## Metin bölümü
»»
Kavak ve Alerji

144

1- GİRİŞ

Anadolu’da kavak ve kavakçılık, asırlardır önemli ve yaygın rastlanılan bir kültür alışkanlığıdır. Anadolu insanı, yaşamının her aşamasında kavakla özdeşleşmiştir. Özellikle karakavak yetiştiriciliği Anadolu insanının sevincini simgelemiş evlilik veya çocuk doğumu gibi özel günlerde dikimi gelenek haline almış ve yaşamı boyunca önemli bir gelir kaynağı olmuştur. Ancak son yıllarda olgunlaşma zamanı tohumlarının pamukçuklar halinde etrafa yayılmaları (7-10 gün) bahane edilerek  kesilmeleri ve kent peyzajından çıkarılmaları artarak sürmektedir. Bu müdahale kavak ve söğüdün ön planda olduğu İç Anadolu kentlerinde de artarak sürmektedir.

Kavak cinsinin (Populus sp.), dünya üzerinde özellikle ılıman yörelerde doğal yayılış gösteren 100’den fazla türü, alt türü, varyeteleri ve sürekli yenileri elde edilen sayısız melezleri ve klonları bulunmaktadır.

Botanik sınıflandırmaya göre kavaklar (Populus L.) Salicales takımına ait Salicaceae familyası içinde yer alırlar. Bu ailede erkek ve dişi çiçekler ayrı ayrı salkım halinde birleşmişlerdir. Bir cinsli ve iki evciklidirler (Dioik). Yani dişi ve erkek çiçekler genelde farklı bireylerde yer alırlar. Doğada tohumdan gelen bir kavak bireyi, bazı istisnaların dışında ya erkektir ya da dişidir. Dişi kavaklar tohum, erkek kavaklar polen üretirler.

2- Kavakların Kent Peyzajındaki Yeri

Kavakların kolay bulunup, kolay yetiştirilmelerinin yanı sıra, doğru tür ve klonlar seçildiği taktirde geniş bir iklim ve toprak toleransına sahip olmaları ve hava kirliliğine dayanıklı olmaları önemli bir husustur. Ancak kavaklar hızlı büyümeleri ve kısa zamanda gelişip boylu yeşil alanlar oluşturmalarına karşılık, kısa ömürlüdürler.

Kavak, diğer bitki türlerinin çoğu gibi istilacı köklere sahip bir türdür. Çevreye yayılan kökleri, lağım ve pis su borularının içlerine girerek onları çatlatır, parçalar veya ince kökleri ile tıkayabilir. Özellikle filitrasyon ve arıtma tesisleri civarında kullanılmaları büyük sakınca yaratır. Yüzeysel ve sık bir kök gelişimi oluşturana ağaçlar yollardaki asfalt ve beton kaplamalarını kaldırırlar. Bu yüzden caddeler boyunca, hat ve kanal yakınlarında kavak ve benzeri ağaçlar kullanılmaması önerilir.
««
## Görevler
1. Kavak metnine göre aşağıdaki soruları cevaplayın:
(a) Olgunlaşan tohumların pamukçuklar halinde etrafa yayılması kaç gün sürer?
(b) Kavaklar hangi familya içinde yer alır?
(c) Dişi kavaklar ne üretir?
2. Kavak metninde "2- Kavakların Kent" ifadesinden "karşılık, kısa ömürlüdürler." ifadesine kadar olan kısmı aynen tekrarlayın.

## Ham veriler
»»
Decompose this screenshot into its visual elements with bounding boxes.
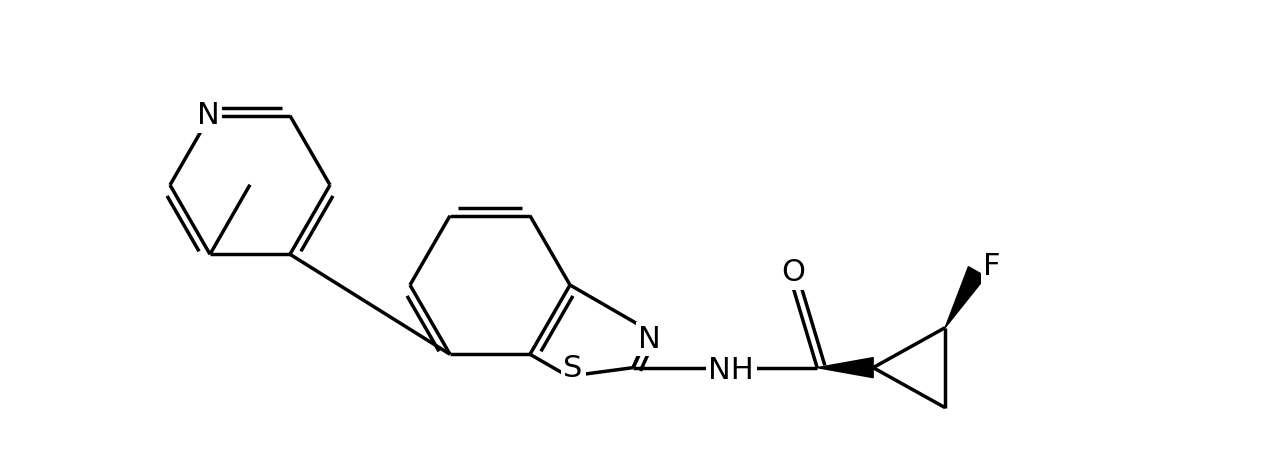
««
## Cevaplar
1.
(a) 7-10 gün
(b) Salicaceae familyası
(c) Tohum

2.
2- Kavakların Kent Peyzajındaki Yeri

Kavakların kolay bulunup, kolay yetiştirilmelerinin yanı sıra, doğru tür ve klonlar seçildiği taktirde geniş bir iklim ve toprak toleransına sahip olmaları ve hava kirliliğine dayanıklı olmaları önemli bir husustur. Ancak kavaklar hızlı büyümeleri ve kısa zamanda gelişip boylu yeşil alanlar oluşturmalarına karşılık, kısa ömürlüdürler.